#### What this task involves
Identify and reproduce every line holding the string "TradingView".
— begin —
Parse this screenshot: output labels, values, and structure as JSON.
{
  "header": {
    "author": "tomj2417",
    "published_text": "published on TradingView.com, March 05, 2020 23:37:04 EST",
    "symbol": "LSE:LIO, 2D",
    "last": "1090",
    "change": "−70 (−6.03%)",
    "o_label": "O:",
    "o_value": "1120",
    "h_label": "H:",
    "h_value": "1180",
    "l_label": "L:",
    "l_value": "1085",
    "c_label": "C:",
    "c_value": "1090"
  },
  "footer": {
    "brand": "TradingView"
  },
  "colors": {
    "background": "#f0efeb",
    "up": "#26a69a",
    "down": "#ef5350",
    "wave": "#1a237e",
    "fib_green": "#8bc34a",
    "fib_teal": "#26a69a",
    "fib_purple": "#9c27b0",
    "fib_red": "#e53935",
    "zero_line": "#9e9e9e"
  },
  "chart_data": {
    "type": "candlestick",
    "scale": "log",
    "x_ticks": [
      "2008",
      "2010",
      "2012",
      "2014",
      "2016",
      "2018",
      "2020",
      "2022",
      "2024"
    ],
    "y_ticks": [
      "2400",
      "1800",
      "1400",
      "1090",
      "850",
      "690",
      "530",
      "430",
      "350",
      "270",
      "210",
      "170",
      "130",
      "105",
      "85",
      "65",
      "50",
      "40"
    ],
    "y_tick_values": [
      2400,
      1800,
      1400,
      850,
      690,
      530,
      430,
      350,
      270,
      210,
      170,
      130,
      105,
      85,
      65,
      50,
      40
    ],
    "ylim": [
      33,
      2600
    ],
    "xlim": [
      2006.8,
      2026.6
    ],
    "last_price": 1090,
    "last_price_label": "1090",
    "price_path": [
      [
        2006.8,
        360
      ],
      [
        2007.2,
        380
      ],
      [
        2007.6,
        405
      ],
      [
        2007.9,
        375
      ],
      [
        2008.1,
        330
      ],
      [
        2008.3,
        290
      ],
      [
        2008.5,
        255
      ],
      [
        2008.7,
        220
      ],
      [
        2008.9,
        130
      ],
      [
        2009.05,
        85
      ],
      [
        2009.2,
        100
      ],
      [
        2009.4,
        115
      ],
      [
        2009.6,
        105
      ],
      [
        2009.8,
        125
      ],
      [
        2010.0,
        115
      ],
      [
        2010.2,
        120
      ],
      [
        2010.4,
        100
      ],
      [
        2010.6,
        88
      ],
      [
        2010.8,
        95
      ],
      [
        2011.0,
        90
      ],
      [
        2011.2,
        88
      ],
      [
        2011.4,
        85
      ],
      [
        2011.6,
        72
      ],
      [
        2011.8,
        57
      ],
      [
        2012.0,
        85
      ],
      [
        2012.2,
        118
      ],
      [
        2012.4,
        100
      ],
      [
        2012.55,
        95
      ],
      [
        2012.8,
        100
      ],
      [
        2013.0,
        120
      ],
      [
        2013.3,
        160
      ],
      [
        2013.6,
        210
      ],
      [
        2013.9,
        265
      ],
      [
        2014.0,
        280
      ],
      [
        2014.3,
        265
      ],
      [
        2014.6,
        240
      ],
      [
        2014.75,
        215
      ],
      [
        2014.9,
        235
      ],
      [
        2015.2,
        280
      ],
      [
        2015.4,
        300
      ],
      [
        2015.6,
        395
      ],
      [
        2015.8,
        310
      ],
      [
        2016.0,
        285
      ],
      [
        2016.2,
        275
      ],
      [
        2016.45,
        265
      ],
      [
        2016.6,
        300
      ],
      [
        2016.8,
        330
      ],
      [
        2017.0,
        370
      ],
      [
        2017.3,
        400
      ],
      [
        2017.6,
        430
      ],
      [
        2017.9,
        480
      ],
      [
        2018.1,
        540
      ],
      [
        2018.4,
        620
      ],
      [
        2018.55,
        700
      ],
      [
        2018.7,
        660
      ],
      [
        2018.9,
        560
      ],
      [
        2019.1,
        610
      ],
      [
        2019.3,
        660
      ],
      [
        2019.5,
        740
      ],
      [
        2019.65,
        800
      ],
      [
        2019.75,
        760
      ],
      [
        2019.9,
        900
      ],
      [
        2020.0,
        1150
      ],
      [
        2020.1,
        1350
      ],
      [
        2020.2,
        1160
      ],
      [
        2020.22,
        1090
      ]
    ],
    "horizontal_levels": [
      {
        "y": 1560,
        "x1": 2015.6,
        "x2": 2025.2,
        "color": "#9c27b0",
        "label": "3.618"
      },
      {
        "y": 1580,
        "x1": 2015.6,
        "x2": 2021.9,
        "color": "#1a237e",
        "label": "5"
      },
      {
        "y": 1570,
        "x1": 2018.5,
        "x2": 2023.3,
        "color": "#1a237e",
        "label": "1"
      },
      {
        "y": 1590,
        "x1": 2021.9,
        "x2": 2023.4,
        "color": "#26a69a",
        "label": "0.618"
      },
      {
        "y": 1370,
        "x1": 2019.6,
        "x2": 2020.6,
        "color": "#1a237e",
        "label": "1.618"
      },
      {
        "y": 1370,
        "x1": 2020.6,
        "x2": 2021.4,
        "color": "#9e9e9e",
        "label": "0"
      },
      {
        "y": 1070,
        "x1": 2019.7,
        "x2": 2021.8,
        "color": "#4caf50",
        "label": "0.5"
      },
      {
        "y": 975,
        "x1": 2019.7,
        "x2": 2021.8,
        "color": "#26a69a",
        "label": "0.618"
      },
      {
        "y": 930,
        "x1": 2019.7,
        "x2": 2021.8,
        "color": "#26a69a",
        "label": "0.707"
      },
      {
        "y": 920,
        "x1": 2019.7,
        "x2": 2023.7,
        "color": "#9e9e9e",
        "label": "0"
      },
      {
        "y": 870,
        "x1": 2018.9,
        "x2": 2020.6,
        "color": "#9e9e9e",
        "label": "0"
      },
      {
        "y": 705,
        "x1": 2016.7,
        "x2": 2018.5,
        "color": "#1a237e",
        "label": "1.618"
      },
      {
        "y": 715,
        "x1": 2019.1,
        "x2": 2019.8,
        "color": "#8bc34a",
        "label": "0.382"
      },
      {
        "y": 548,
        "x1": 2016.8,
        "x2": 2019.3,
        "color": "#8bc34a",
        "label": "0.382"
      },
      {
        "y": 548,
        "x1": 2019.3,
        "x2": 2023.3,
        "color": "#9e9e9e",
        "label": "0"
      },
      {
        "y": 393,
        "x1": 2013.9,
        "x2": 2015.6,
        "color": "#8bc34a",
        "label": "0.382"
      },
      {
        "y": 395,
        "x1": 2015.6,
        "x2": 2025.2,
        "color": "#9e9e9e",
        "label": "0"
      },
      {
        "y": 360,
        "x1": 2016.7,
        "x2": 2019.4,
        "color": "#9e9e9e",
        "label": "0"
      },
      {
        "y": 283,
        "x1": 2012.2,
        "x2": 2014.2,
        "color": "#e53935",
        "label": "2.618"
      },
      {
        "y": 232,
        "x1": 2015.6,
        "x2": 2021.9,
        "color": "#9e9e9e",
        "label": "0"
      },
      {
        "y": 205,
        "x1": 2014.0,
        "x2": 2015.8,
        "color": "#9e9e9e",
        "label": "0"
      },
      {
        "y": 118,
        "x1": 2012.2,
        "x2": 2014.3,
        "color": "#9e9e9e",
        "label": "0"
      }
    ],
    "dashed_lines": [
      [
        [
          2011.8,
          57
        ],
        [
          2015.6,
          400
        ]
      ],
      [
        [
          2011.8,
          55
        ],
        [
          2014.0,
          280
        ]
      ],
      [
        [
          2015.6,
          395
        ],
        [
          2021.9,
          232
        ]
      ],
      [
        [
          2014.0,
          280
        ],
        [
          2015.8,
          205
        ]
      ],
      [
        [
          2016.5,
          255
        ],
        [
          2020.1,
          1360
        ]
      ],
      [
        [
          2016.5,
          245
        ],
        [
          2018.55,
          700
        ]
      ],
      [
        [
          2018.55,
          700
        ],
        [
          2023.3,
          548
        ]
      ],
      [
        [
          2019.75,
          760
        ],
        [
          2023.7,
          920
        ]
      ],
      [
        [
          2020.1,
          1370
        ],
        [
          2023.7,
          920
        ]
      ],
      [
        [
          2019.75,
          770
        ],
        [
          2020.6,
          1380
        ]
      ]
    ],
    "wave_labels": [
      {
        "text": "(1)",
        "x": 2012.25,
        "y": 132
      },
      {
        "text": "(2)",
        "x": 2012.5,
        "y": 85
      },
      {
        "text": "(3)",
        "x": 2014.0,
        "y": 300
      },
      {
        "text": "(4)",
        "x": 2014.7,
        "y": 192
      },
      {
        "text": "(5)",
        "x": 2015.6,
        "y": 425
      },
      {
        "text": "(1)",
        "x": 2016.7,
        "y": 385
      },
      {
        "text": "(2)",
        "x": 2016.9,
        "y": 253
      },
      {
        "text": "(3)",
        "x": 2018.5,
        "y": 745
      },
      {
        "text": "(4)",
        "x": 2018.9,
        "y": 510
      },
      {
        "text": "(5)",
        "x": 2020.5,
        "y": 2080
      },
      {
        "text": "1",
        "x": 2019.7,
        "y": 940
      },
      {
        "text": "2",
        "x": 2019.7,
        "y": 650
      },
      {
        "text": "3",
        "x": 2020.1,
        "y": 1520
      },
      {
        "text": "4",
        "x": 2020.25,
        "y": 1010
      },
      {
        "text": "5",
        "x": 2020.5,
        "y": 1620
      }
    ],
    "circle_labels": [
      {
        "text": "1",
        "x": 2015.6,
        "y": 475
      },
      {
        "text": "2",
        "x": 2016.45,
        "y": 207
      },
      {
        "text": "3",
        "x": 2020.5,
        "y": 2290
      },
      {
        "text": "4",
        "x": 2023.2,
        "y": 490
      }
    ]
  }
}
— end —
#### Exercise answer
    "published_text": "published on TradingView.com, March 05, 2020 23:37:04 EST",
    "brand": "TradingView"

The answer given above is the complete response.